▼
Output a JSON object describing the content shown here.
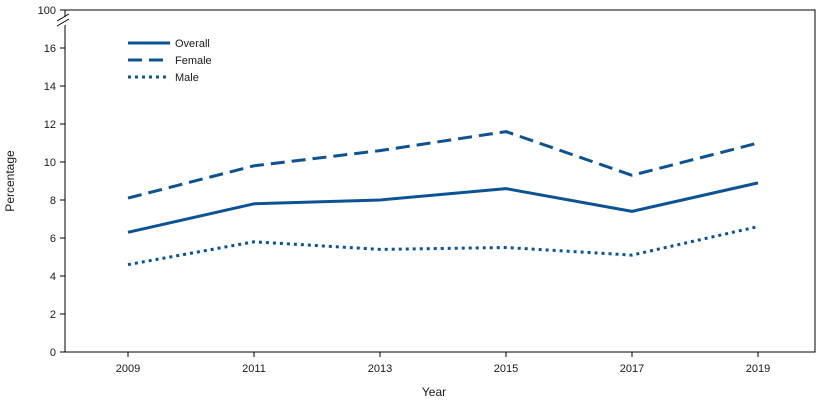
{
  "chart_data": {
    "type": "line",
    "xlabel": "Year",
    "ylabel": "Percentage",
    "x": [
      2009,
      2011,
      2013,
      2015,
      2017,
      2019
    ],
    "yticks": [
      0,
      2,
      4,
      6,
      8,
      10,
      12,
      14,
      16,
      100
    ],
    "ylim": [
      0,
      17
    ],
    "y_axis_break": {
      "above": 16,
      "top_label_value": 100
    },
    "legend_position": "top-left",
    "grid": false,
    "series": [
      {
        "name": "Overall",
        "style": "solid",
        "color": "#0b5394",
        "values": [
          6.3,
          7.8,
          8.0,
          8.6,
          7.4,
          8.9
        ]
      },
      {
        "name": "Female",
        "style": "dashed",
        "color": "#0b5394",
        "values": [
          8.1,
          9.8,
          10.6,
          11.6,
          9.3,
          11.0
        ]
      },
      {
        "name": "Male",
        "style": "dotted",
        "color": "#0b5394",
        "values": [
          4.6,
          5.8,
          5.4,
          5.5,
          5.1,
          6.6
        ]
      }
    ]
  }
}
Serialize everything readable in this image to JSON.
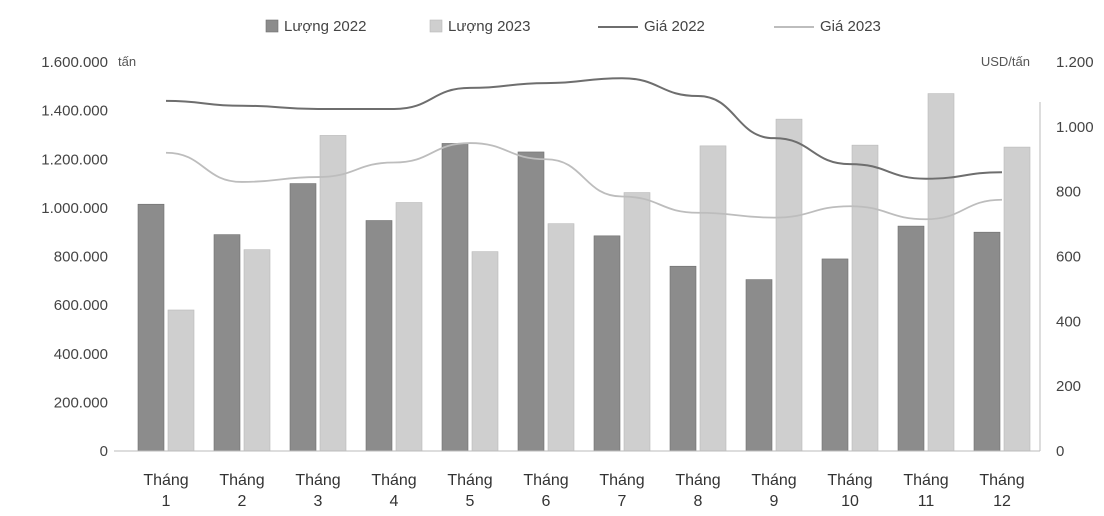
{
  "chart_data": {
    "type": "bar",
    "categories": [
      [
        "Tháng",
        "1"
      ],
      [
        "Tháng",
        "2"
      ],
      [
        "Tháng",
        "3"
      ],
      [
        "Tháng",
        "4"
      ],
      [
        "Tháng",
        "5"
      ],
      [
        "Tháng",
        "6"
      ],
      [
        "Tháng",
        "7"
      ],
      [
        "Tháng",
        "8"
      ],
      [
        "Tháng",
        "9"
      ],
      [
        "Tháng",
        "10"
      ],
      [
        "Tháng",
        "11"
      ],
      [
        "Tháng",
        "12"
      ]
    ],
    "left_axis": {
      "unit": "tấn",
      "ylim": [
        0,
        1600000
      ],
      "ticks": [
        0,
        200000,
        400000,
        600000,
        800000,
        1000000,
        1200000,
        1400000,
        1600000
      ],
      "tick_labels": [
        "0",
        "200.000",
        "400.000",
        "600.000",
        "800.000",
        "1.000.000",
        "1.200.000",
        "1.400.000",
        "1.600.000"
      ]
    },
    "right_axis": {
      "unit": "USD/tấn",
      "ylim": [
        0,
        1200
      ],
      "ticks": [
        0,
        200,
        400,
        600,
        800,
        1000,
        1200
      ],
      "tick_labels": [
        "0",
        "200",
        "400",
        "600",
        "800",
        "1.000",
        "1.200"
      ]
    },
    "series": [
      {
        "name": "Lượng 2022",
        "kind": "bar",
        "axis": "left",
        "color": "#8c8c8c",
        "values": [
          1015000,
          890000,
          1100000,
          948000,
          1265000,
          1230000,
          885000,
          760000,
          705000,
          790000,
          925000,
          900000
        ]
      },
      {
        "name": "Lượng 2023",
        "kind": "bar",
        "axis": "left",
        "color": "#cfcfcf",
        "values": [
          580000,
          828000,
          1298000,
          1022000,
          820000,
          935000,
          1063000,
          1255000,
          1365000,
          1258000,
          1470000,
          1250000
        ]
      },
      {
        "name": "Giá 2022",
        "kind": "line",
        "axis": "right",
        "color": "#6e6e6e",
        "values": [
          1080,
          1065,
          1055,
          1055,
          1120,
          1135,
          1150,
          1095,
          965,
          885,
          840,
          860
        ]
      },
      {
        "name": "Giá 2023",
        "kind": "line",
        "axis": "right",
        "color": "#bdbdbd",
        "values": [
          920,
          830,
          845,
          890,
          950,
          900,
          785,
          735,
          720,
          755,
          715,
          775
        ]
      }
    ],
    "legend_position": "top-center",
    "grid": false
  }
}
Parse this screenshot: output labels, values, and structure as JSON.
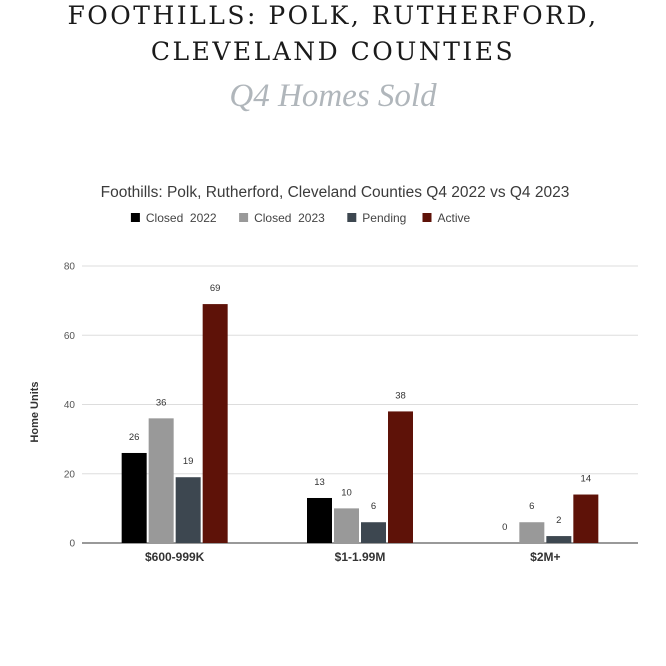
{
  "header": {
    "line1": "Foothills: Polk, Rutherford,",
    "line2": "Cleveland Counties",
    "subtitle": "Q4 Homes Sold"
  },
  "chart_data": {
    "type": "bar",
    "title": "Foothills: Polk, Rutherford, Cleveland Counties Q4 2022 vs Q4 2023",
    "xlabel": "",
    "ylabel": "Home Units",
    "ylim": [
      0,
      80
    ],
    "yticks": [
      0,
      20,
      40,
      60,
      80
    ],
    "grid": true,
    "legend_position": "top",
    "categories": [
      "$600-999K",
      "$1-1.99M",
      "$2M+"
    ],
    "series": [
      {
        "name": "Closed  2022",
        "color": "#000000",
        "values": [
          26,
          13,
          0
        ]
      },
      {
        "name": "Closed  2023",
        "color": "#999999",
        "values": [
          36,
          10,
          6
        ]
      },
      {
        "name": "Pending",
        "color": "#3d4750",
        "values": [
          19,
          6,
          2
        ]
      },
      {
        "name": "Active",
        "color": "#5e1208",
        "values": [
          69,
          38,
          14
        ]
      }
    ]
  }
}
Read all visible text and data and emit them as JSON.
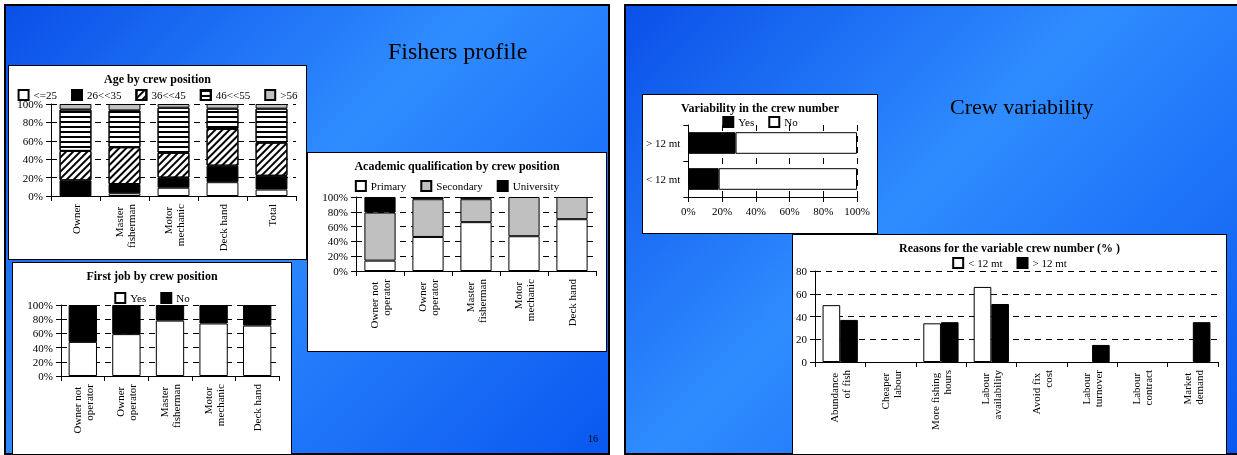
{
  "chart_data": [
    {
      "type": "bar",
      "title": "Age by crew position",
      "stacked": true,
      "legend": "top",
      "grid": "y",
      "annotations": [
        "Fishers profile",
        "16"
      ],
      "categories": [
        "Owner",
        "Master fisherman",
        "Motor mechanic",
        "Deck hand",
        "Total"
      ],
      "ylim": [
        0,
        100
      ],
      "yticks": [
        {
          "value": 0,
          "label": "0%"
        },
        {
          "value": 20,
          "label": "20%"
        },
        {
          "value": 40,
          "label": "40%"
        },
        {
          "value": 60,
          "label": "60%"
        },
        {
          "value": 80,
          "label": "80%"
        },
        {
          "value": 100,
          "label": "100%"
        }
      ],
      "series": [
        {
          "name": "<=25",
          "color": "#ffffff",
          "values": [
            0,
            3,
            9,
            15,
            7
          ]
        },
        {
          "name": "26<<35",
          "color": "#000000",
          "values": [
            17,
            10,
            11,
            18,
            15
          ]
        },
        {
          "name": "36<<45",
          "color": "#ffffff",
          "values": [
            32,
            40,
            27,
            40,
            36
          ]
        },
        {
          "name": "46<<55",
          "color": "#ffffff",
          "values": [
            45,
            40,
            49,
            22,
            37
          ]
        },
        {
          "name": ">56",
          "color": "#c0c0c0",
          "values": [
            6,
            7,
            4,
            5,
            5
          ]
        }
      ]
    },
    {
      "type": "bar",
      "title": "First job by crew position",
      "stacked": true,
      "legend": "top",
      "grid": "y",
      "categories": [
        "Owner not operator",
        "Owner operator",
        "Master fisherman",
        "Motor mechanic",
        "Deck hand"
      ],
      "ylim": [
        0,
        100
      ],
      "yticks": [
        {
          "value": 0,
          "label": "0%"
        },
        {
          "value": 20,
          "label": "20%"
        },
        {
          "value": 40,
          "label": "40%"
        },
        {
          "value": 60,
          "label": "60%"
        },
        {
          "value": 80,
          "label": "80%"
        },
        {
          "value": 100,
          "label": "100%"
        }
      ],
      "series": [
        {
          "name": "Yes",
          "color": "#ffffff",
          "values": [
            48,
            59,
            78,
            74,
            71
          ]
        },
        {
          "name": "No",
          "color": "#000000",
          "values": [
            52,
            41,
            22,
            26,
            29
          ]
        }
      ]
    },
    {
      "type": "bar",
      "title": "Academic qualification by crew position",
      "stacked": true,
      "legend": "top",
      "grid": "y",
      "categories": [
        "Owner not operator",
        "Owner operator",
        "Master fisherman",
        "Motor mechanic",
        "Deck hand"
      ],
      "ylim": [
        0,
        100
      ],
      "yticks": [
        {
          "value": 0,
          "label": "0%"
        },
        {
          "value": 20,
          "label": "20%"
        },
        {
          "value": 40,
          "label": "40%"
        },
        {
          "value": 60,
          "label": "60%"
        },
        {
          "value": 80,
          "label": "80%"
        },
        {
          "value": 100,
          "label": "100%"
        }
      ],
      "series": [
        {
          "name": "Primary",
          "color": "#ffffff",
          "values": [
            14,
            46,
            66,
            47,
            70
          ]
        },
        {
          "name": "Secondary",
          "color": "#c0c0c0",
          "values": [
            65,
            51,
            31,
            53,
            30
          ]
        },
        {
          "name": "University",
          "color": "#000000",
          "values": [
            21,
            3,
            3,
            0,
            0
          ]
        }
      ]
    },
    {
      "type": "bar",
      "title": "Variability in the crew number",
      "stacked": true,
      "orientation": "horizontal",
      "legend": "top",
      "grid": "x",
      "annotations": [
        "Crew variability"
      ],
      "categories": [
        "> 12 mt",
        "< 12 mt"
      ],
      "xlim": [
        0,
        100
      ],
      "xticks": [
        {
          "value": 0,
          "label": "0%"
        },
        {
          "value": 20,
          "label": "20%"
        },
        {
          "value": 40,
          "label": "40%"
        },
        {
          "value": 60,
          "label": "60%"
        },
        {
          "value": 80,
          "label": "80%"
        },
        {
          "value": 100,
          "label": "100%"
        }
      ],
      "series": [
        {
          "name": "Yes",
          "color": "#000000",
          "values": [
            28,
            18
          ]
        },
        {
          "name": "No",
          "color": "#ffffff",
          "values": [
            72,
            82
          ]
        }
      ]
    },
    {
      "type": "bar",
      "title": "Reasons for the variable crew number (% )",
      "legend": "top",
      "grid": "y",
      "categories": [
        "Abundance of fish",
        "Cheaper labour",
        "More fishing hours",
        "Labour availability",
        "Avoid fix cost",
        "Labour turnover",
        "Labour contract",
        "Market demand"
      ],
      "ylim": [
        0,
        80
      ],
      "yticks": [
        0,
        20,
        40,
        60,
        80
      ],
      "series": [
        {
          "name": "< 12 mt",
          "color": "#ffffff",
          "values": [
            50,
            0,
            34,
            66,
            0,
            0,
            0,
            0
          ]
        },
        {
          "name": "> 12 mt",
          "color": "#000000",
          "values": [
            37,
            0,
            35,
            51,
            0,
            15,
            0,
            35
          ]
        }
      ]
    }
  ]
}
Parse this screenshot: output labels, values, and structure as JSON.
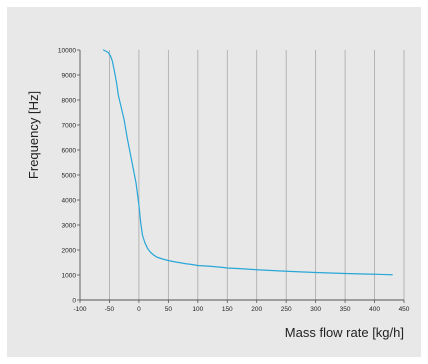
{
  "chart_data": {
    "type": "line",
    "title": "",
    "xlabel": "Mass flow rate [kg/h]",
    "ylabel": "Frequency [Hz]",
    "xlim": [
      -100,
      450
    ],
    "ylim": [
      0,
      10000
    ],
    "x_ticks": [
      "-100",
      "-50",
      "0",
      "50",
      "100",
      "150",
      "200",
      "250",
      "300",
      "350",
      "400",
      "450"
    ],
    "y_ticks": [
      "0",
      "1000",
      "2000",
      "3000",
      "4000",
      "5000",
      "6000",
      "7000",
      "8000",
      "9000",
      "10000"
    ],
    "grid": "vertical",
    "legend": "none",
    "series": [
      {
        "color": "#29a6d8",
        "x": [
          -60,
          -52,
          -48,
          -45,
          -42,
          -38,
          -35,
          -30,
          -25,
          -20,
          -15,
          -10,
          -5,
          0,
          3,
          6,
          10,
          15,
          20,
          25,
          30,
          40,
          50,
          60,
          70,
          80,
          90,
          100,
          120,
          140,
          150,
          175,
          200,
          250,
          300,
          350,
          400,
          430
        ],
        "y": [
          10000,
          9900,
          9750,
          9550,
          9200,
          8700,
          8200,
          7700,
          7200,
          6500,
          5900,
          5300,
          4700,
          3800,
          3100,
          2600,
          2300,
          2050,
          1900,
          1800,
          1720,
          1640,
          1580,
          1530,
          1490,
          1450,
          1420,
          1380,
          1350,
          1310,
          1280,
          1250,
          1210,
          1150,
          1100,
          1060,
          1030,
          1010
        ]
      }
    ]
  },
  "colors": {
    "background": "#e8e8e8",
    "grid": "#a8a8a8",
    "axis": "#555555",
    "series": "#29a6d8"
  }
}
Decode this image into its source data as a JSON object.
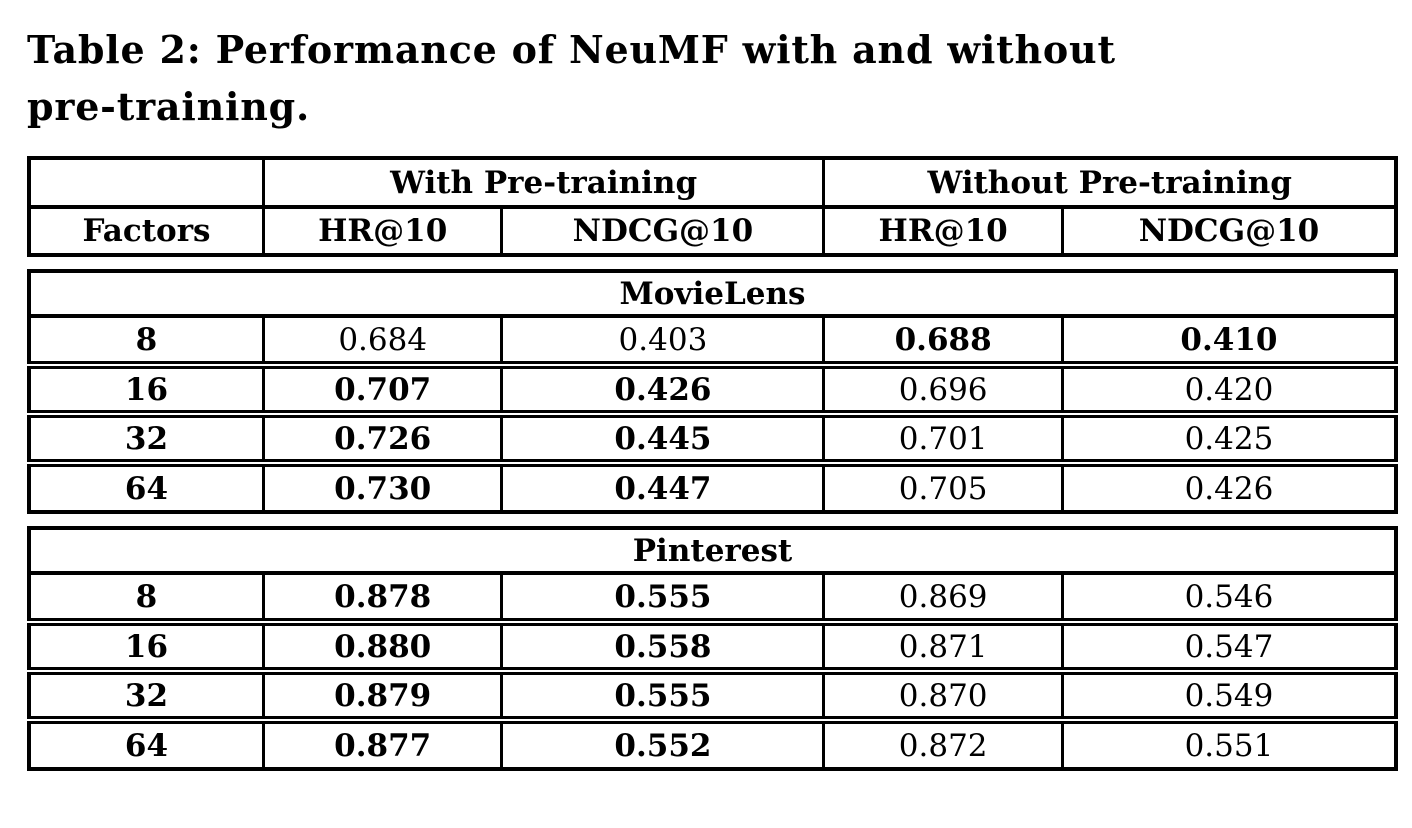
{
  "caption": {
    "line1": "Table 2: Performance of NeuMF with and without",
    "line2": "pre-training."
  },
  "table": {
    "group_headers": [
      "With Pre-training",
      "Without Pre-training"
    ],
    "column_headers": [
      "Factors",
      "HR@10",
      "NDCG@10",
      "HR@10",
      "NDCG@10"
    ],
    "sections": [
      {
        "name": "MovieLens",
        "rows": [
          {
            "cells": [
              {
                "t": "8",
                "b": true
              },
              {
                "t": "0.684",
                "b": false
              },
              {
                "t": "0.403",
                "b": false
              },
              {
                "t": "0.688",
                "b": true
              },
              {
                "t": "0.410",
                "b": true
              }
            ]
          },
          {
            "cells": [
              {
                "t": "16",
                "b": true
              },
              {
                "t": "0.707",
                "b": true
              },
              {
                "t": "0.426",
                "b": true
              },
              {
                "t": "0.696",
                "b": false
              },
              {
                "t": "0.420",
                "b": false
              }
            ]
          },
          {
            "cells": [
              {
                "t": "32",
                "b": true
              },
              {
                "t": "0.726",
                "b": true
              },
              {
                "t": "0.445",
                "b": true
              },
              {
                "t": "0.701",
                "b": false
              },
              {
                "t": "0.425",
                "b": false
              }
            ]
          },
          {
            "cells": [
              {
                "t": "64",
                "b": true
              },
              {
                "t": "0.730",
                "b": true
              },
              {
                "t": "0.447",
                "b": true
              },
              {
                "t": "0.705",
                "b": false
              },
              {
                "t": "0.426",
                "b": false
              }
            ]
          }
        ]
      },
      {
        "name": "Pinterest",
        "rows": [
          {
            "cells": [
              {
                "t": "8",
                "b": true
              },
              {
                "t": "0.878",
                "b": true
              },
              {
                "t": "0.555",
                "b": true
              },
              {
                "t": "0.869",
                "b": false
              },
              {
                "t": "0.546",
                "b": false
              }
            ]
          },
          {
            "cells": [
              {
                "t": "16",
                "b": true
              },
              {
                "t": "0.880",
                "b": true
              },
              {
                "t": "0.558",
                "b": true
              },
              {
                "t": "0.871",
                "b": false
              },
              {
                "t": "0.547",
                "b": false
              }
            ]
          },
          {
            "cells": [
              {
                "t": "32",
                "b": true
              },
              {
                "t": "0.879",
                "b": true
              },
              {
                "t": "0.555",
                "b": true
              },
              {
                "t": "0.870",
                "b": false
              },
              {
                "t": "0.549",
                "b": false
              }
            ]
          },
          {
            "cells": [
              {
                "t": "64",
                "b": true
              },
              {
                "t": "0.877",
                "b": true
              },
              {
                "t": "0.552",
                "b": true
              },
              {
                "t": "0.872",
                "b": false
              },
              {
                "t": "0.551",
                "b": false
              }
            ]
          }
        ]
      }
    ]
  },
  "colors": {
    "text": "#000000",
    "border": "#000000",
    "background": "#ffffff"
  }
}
▲
> [TASK] Pick out each line in the material containing "Counties".

> [RESPONSE]
    "line2": "Cleveland Counties",
    "title": "Foothills: Polk, Rutherford, Cleveland Counties Q4 2022 vs Q4 2023",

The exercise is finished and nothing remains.